__Given exercise__. Your task is to output the listing word for word, with pictures excluded.

__Entries__.
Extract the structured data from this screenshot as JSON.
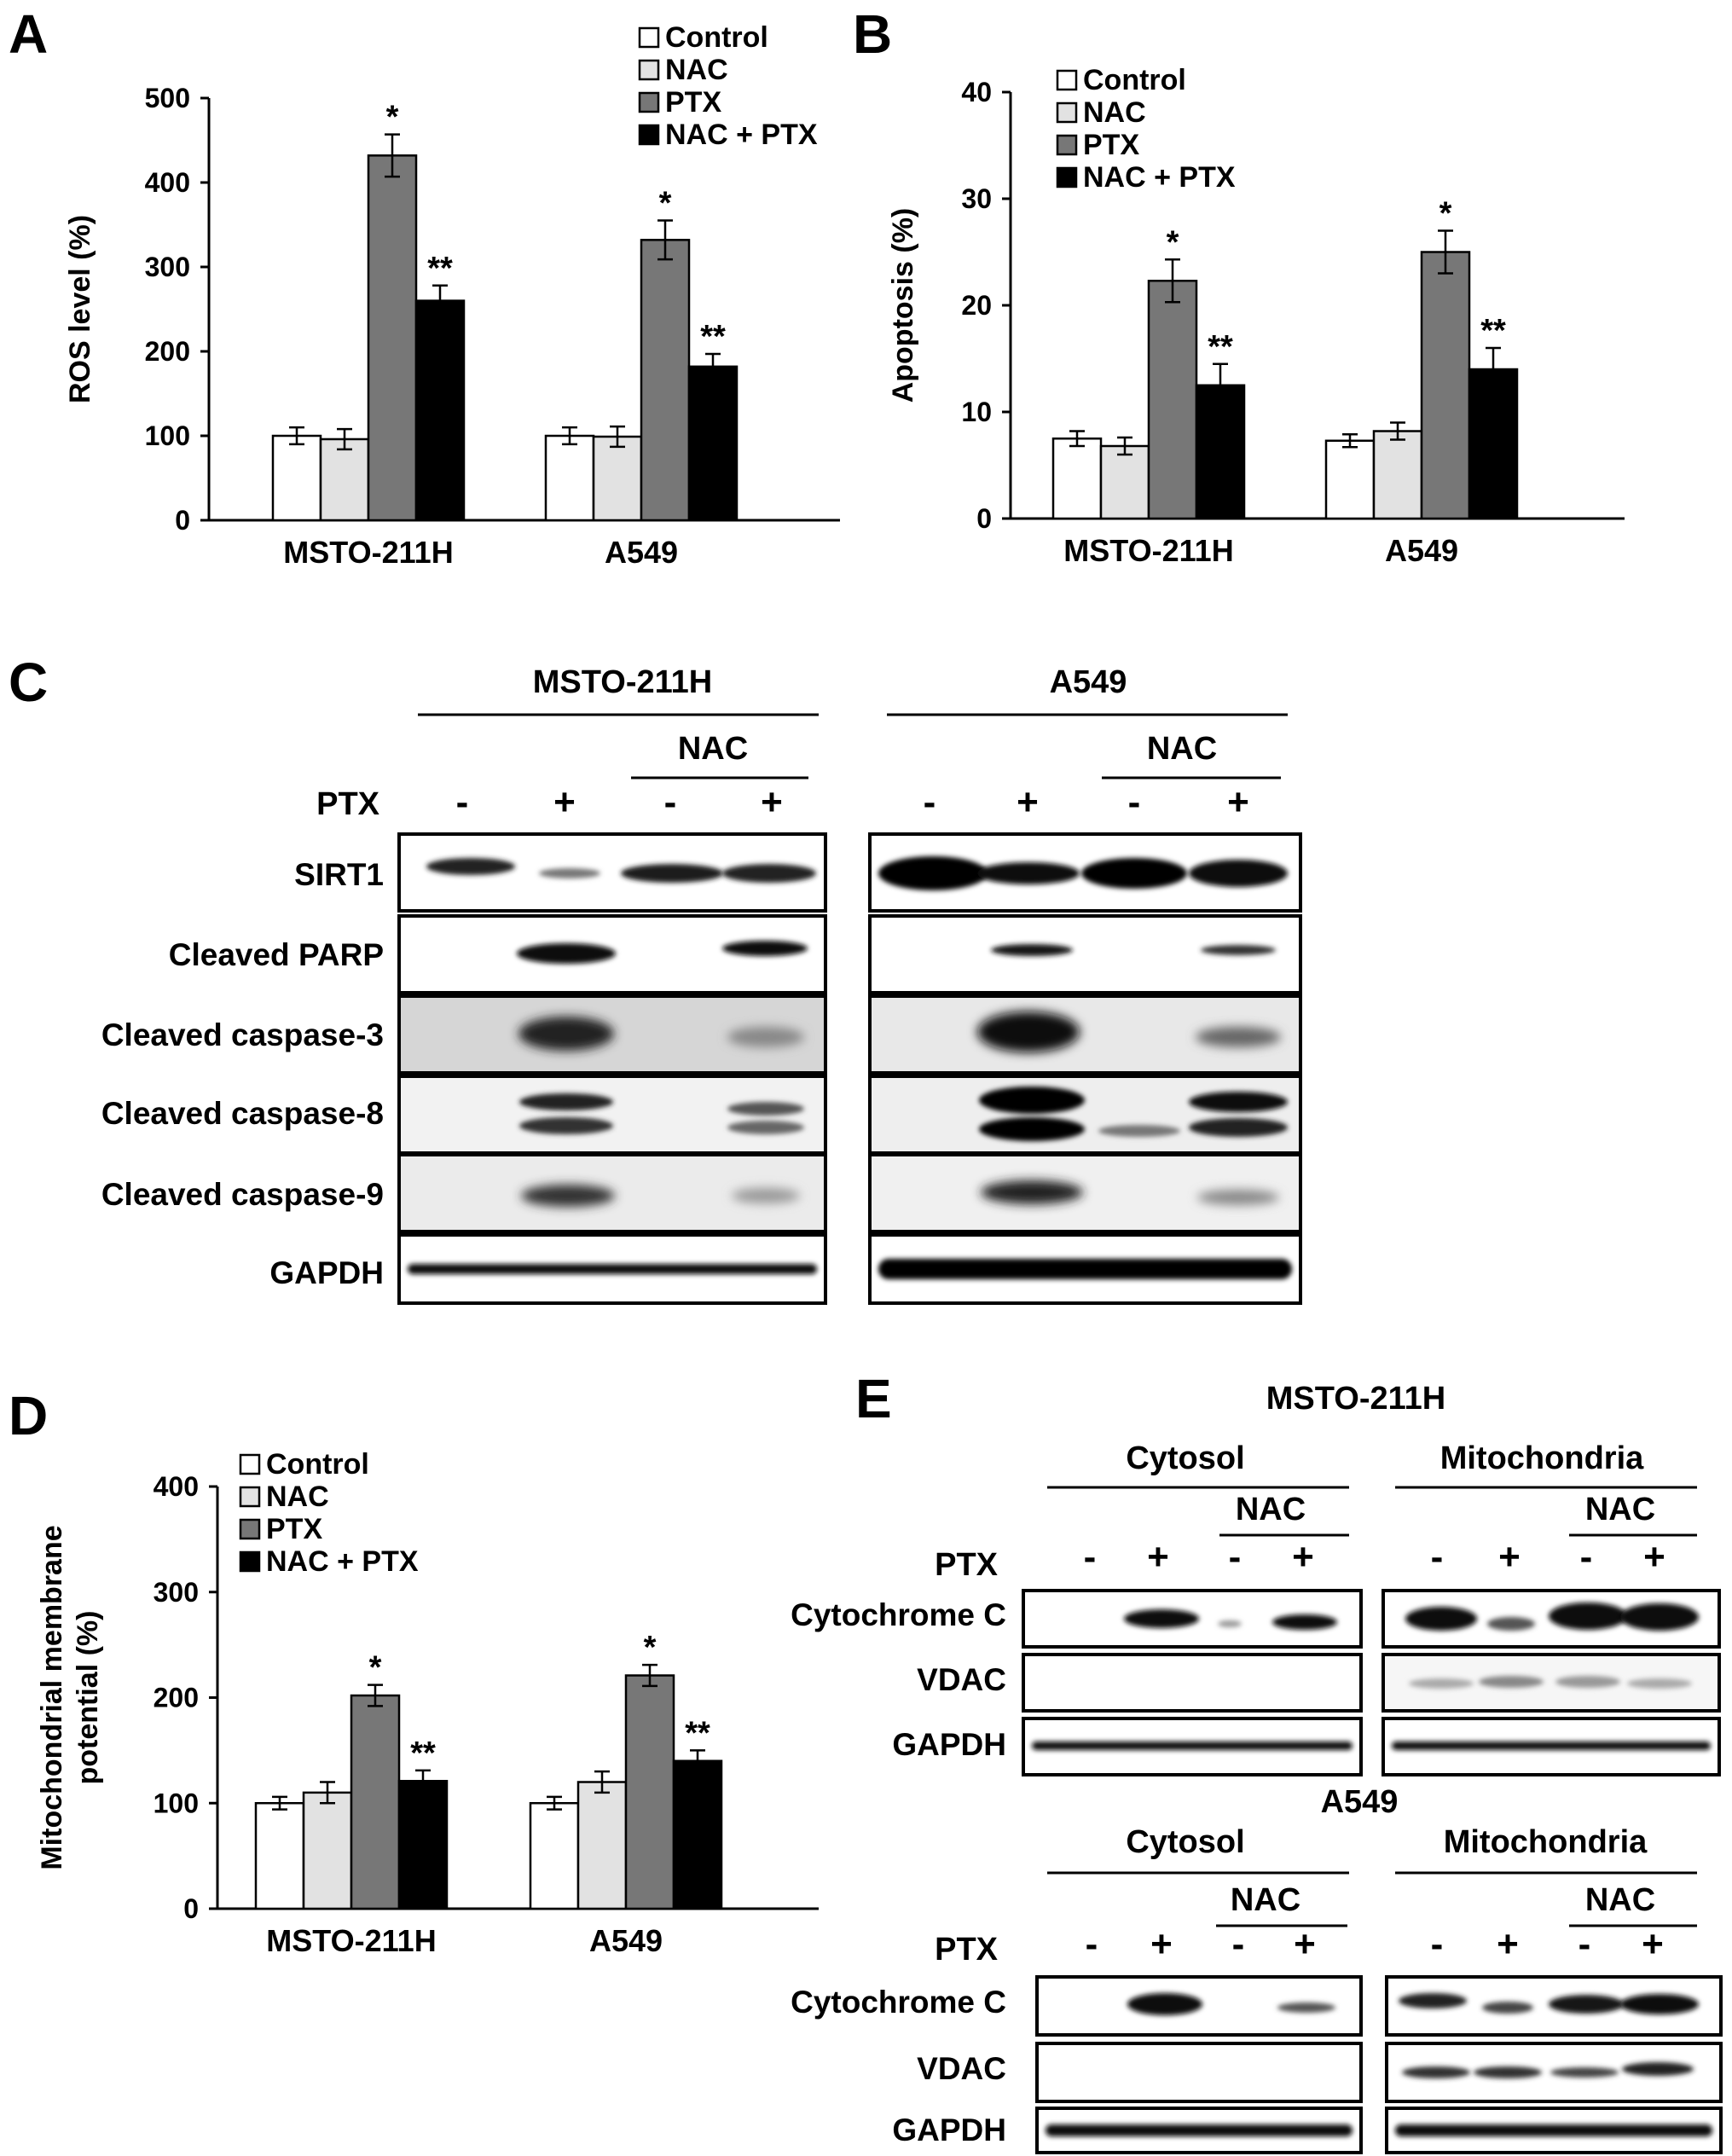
{
  "panels": {
    "A": "A",
    "B": "B",
    "C": "C",
    "D": "D",
    "E": "E"
  },
  "legend": [
    "Control",
    "NAC",
    "PTX",
    "NAC + PTX"
  ],
  "legend_colors": [
    "#ffffff",
    "#e2e2e2",
    "#777777",
    "#000000"
  ],
  "chart_data": [
    {
      "panel": "A",
      "type": "bar",
      "ylabel": "ROS level (%)",
      "categories": [
        "MSTO-211H",
        "A549"
      ],
      "ylim": [
        0,
        500
      ],
      "yticks": [
        "0",
        "100",
        "200",
        "300",
        "400",
        "500"
      ],
      "series": [
        {
          "name": "Control",
          "values": [
            100,
            100
          ],
          "errors": [
            10,
            10
          ]
        },
        {
          "name": "NAC",
          "values": [
            96,
            99
          ],
          "errors": [
            12,
            12
          ]
        },
        {
          "name": "PTX",
          "values": [
            432,
            332
          ],
          "errors": [
            25,
            23
          ]
        },
        {
          "name": "NAC + PTX",
          "values": [
            260,
            182
          ],
          "errors": [
            18,
            15
          ]
        }
      ],
      "annotations": [
        [
          "",
          "",
          "*",
          "**"
        ],
        [
          "",
          "",
          "*",
          "**"
        ]
      ]
    },
    {
      "panel": "B",
      "type": "bar",
      "ylabel": "Apoptosis (%)",
      "categories": [
        "MSTO-211H",
        "A549"
      ],
      "ylim": [
        0,
        40
      ],
      "yticks": [
        "0",
        "10",
        "20",
        "30",
        "40"
      ],
      "series": [
        {
          "name": "Control",
          "values": [
            7.5,
            7.3
          ],
          "errors": [
            0.7,
            0.6
          ]
        },
        {
          "name": "NAC",
          "values": [
            6.8,
            8.2
          ],
          "errors": [
            0.8,
            0.8
          ]
        },
        {
          "name": "PTX",
          "values": [
            22.3,
            25.0
          ],
          "errors": [
            2.0,
            2.0
          ]
        },
        {
          "name": "NAC + PTX",
          "values": [
            12.5,
            14.0
          ],
          "errors": [
            2.0,
            2.0
          ]
        }
      ],
      "annotations": [
        [
          "",
          "",
          "*",
          "**"
        ],
        [
          "",
          "",
          "*",
          "**"
        ]
      ]
    },
    {
      "panel": "D",
      "type": "bar",
      "ylabel": [
        "Mitochondrial membrane",
        "potential (%)"
      ],
      "categories": [
        "MSTO-211H",
        "A549"
      ],
      "ylim": [
        0,
        400
      ],
      "yticks": [
        "0",
        "100",
        "200",
        "300",
        "400"
      ],
      "series": [
        {
          "name": "Control",
          "values": [
            100,
            100
          ],
          "errors": [
            6,
            6
          ]
        },
        {
          "name": "NAC",
          "values": [
            110,
            120
          ],
          "errors": [
            10,
            10
          ]
        },
        {
          "name": "PTX",
          "values": [
            202,
            221
          ],
          "errors": [
            10,
            10
          ]
        },
        {
          "name": "NAC + PTX",
          "values": [
            121,
            140
          ],
          "errors": [
            10,
            10
          ]
        }
      ],
      "annotations": [
        [
          "",
          "",
          "*",
          "**"
        ],
        [
          "",
          "",
          "*",
          "**"
        ]
      ]
    }
  ],
  "blot_c": {
    "cell_lines": [
      "MSTO-211H",
      "A549"
    ],
    "nac_label": "NAC",
    "ptx_label": "PTX",
    "ptx_signs": [
      "-",
      "+",
      "-",
      "+"
    ],
    "rows": [
      "SIRT1",
      "Cleaved PARP",
      "Cleaved caspase-3",
      "Cleaved caspase-8",
      "Cleaved caspase-9",
      "GAPDH"
    ]
  },
  "blot_e": {
    "groups": [
      "MSTO-211H",
      "A549"
    ],
    "fractions": [
      "Cytosol",
      "Mitochondria"
    ],
    "nac_label": "NAC",
    "ptx_label": "PTX",
    "ptx_signs": [
      "-",
      "+",
      "-",
      "+"
    ],
    "rows": [
      "Cytochrome C",
      "VDAC",
      "GAPDH"
    ]
  }
}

__Answer in full__.
Extract the structured data from this screenshot as JSON.
{
  "panels": {
    "A": "A",
    "B": "B",
    "C": "C",
    "D": "D",
    "E": "E"
  },
  "legend": [
    "Control",
    "NAC",
    "PTX",
    "NAC + PTX"
  ],
  "legend_colors": [
    "#ffffff",
    "#e2e2e2",
    "#777777",
    "#000000"
  ],
  "chart_data": [
    {
      "panel": "A",
      "type": "bar",
      "ylabel": "ROS level (%)",
      "categories": [
        "MSTO-211H",
        "A549"
      ],
      "ylim": [
        0,
        500
      ],
      "yticks": [
        "0",
        "100",
        "200",
        "300",
        "400",
        "500"
      ],
      "series": [
        {
          "name": "Control",
          "values": [
            100,
            100
          ],
          "errors": [
            10,
            10
          ]
        },
        {
          "name": "NAC",
          "values": [
            96,
            99
          ],
          "errors": [
            12,
            12
          ]
        },
        {
          "name": "PTX",
          "values": [
            432,
            332
          ],
          "errors": [
            25,
            23
          ]
        },
        {
          "name": "NAC + PTX",
          "values": [
            260,
            182
          ],
          "errors": [
            18,
            15
          ]
        }
      ],
      "annotations": [
        [
          "",
          "",
          "*",
          "**"
        ],
        [
          "",
          "",
          "*",
          "**"
        ]
      ]
    },
    {
      "panel": "B",
      "type": "bar",
      "ylabel": "Apoptosis (%)",
      "categories": [
        "MSTO-211H",
        "A549"
      ],
      "ylim": [
        0,
        40
      ],
      "yticks": [
        "0",
        "10",
        "20",
        "30",
        "40"
      ],
      "series": [
        {
          "name": "Control",
          "values": [
            7.5,
            7.3
          ],
          "errors": [
            0.7,
            0.6
          ]
        },
        {
          "name": "NAC",
          "values": [
            6.8,
            8.2
          ],
          "errors": [
            0.8,
            0.8
          ]
        },
        {
          "name": "PTX",
          "values": [
            22.3,
            25.0
          ],
          "errors": [
            2.0,
            2.0
          ]
        },
        {
          "name": "NAC + PTX",
          "values": [
            12.5,
            14.0
          ],
          "errors": [
            2.0,
            2.0
          ]
        }
      ],
      "annotations": [
        [
          "",
          "",
          "*",
          "**"
        ],
        [
          "",
          "",
          "*",
          "**"
        ]
      ]
    },
    {
      "panel": "D",
      "type": "bar",
      "ylabel": [
        "Mitochondrial membrane",
        "potential (%)"
      ],
      "categories": [
        "MSTO-211H",
        "A549"
      ],
      "ylim": [
        0,
        400
      ],
      "yticks": [
        "0",
        "100",
        "200",
        "300",
        "400"
      ],
      "series": [
        {
          "name": "Control",
          "values": [
            100,
            100
          ],
          "errors": [
            6,
            6
          ]
        },
        {
          "name": "NAC",
          "values": [
            110,
            120
          ],
          "errors": [
            10,
            10
          ]
        },
        {
          "name": "PTX",
          "values": [
            202,
            221
          ],
          "errors": [
            10,
            10
          ]
        },
        {
          "name": "NAC + PTX",
          "values": [
            121,
            140
          ],
          "errors": [
            10,
            10
          ]
        }
      ],
      "annotations": [
        [
          "",
          "",
          "*",
          "**"
        ],
        [
          "",
          "",
          "*",
          "**"
        ]
      ]
    }
  ],
  "blot_c": {
    "cell_lines": [
      "MSTO-211H",
      "A549"
    ],
    "nac_label": "NAC",
    "ptx_label": "PTX",
    "ptx_signs": [
      "-",
      "+",
      "-",
      "+"
    ],
    "rows": [
      "SIRT1",
      "Cleaved PARP",
      "Cleaved caspase-3",
      "Cleaved caspase-8",
      "Cleaved caspase-9",
      "GAPDH"
    ]
  },
  "blot_e": {
    "groups": [
      "MSTO-211H",
      "A549"
    ],
    "fractions": [
      "Cytosol",
      "Mitochondria"
    ],
    "nac_label": "NAC",
    "ptx_label": "PTX",
    "ptx_signs": [
      "-",
      "+",
      "-",
      "+"
    ],
    "rows": [
      "Cytochrome C",
      "VDAC",
      "GAPDH"
    ]
  }
}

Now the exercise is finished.